SOURCE EXTRACT —
Two cents on the mistery of double slashes in URLs

I never expected my initial post about gemini crawlers would trun into a long conversation between crawler developers and server developers. Just saw Sean Conner's post[1] through cosmos about double slashes in URLs.

I decided to see what happens on the web. I poked a few web sites with similar “double slash” requests and I got mixed results. Most of the sites just accepted them as is and served up a page. The only site that seemed to have issues with it was Hacker News [3], and I'm not sure what status it returned since it's difficult to obtain the status codes from browsers.
...
Well, how do current Gemini servers deal with it? Pretty much like existing web servers—most just treat multiple slashses as a single slash. I think my server is the outlier here. Now the question is—how pedantic do I want to be? Is “good enough” better then “perfect?”

This is just my 2 cents on the matter. RFC3986 section 3.3[2] contains the ABNF grammar for the path component of a URI. Which requires at leat 1 characters between slashes (the 1*pchar part), 1* means 1 to infinite repetitions of the following element. (Below is the relevant part of the grammar.)

      path          = path-absolute   ; begins with "/" but not "//"
      path-absolute = "/" [ segment-nz *( "/" segment ) ]
      segment-nz    = 1*pchar
      pchar         = unreserved / pct-encoded / sub-delims / ":" / "@"

PROBLEM SET —
[1] Answer these questions from the double-slash post:
(a) Which site seemed to have issues with the double-slash requests?
(b) How do most current Gemini servers treat multiple slashes?
(c) Which section of RFC3986 contains the ABNF grammar for the path component of a URI?
[2] Reproduce the part of the double-slash post starting at "I never expected" and ending at "slashes in URLs.".

RECORD EXTRACTS —
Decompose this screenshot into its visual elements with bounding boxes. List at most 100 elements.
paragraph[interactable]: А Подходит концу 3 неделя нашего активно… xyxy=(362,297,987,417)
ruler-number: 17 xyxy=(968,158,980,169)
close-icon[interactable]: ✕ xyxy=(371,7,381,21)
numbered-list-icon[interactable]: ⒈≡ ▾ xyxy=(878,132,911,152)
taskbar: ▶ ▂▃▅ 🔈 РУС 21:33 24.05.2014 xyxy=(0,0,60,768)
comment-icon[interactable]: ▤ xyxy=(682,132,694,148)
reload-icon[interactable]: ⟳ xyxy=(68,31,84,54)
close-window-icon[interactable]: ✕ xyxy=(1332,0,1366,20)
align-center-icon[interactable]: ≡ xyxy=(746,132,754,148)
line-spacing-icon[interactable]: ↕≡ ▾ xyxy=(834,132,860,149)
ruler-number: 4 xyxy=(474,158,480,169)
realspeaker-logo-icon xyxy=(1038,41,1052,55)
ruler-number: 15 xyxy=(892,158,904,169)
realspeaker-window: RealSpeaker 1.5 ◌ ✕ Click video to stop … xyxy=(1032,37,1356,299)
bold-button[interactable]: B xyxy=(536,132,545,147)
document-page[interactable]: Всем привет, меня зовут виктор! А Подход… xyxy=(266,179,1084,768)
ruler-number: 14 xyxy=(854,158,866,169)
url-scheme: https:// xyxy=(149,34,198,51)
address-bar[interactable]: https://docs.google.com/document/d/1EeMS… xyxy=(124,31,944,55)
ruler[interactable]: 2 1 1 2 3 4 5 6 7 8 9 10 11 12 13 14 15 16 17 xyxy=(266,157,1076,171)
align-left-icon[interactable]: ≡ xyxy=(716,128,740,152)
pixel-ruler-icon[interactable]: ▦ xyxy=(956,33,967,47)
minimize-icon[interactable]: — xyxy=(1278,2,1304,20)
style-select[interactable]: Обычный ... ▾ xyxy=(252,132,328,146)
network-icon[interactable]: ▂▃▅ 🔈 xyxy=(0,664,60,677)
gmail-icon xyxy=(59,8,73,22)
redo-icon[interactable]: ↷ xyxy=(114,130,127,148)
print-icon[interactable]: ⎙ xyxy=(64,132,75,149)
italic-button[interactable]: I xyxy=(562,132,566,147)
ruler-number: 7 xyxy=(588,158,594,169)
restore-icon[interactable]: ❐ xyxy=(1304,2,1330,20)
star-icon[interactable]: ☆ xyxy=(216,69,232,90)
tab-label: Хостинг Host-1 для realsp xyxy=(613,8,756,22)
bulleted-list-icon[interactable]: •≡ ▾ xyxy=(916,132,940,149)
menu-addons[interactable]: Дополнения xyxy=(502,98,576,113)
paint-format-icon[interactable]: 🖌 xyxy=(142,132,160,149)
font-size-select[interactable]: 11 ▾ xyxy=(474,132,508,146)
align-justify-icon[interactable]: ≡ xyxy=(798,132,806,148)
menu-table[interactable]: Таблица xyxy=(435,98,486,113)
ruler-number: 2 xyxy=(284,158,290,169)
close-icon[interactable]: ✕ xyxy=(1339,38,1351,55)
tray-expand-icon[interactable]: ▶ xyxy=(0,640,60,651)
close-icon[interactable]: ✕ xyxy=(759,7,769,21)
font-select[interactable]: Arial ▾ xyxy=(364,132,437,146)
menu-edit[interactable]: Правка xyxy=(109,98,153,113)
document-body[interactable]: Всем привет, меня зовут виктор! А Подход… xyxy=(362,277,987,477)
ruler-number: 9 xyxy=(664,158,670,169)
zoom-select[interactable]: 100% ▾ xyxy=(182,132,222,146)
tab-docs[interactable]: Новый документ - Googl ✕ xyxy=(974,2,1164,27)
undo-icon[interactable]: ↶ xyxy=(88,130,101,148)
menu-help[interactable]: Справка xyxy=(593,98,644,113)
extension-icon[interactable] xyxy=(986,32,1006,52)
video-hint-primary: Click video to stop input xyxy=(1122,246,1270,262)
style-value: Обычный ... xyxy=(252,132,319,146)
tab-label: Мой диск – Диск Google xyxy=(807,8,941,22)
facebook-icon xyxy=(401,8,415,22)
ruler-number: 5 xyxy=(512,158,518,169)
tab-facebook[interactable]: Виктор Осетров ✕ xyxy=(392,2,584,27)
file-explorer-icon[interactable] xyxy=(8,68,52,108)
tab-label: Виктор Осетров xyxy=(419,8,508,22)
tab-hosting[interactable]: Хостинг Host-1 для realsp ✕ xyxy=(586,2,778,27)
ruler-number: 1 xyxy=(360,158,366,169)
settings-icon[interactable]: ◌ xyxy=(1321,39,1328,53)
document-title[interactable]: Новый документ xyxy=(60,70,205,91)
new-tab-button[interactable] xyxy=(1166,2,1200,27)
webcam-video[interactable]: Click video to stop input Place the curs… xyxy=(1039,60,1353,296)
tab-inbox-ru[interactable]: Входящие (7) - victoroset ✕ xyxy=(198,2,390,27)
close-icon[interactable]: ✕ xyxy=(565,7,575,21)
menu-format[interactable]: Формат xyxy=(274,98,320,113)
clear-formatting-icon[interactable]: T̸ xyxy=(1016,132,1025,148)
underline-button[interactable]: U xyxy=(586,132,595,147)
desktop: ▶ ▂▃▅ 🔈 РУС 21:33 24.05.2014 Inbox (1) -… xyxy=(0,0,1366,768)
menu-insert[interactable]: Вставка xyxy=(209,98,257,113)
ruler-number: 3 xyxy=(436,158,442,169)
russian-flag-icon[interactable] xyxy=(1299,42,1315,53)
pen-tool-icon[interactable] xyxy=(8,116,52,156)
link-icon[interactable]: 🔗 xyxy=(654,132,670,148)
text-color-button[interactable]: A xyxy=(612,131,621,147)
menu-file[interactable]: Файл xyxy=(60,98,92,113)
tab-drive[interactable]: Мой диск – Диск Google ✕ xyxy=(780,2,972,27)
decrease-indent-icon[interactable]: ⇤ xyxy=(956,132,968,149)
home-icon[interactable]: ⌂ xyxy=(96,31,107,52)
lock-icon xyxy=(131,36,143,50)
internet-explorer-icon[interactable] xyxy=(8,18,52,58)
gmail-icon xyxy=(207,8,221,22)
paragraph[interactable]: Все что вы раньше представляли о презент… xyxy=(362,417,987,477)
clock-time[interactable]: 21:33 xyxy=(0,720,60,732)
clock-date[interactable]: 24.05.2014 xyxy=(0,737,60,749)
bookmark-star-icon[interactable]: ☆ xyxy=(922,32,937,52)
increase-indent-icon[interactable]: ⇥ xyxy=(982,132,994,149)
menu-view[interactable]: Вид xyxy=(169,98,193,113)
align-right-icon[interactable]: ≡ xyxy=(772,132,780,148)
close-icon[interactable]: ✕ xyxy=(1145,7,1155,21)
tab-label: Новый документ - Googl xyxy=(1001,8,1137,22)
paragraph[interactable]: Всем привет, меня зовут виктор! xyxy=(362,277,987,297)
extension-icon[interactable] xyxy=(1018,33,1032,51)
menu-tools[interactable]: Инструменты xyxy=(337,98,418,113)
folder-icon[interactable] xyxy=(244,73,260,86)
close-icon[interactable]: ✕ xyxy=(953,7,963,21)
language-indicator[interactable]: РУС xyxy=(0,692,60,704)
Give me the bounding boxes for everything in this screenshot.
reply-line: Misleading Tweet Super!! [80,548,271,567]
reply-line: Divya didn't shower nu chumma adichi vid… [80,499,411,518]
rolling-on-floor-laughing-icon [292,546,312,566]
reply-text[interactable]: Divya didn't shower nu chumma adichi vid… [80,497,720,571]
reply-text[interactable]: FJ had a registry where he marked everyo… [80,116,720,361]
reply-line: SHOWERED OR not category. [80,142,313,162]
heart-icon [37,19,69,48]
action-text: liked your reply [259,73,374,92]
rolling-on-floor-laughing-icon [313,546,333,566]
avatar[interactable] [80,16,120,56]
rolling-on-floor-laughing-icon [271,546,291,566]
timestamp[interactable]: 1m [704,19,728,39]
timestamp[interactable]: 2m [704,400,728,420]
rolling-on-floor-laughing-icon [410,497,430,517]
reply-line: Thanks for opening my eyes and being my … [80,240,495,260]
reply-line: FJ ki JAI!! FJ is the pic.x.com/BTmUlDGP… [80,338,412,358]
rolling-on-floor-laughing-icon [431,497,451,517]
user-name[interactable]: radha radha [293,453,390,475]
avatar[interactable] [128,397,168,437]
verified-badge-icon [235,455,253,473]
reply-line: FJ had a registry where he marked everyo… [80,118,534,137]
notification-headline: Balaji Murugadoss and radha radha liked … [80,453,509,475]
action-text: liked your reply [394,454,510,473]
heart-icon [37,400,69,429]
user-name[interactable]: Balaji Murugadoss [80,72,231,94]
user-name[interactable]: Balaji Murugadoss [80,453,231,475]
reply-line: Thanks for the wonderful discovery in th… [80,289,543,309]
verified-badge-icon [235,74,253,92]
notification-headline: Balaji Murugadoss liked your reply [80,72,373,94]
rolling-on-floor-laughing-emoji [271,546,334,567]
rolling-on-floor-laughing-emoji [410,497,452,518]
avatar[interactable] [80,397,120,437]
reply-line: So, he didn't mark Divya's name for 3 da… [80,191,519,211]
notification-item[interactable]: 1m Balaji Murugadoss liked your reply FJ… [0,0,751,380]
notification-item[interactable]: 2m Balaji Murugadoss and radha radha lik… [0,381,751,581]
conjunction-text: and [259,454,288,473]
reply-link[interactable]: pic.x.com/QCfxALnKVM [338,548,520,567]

SOLUTIONS TO THE TASKS —
[1]
(a) Hacker News
(b) As a single slash
(c) Section 3.3

[2]
I never expected my initial post about gemini crawlers would trun into a long conversation between crawler developers and server developers. Just saw Sean Conner's post[1] through cosmos about double slashes in URLs.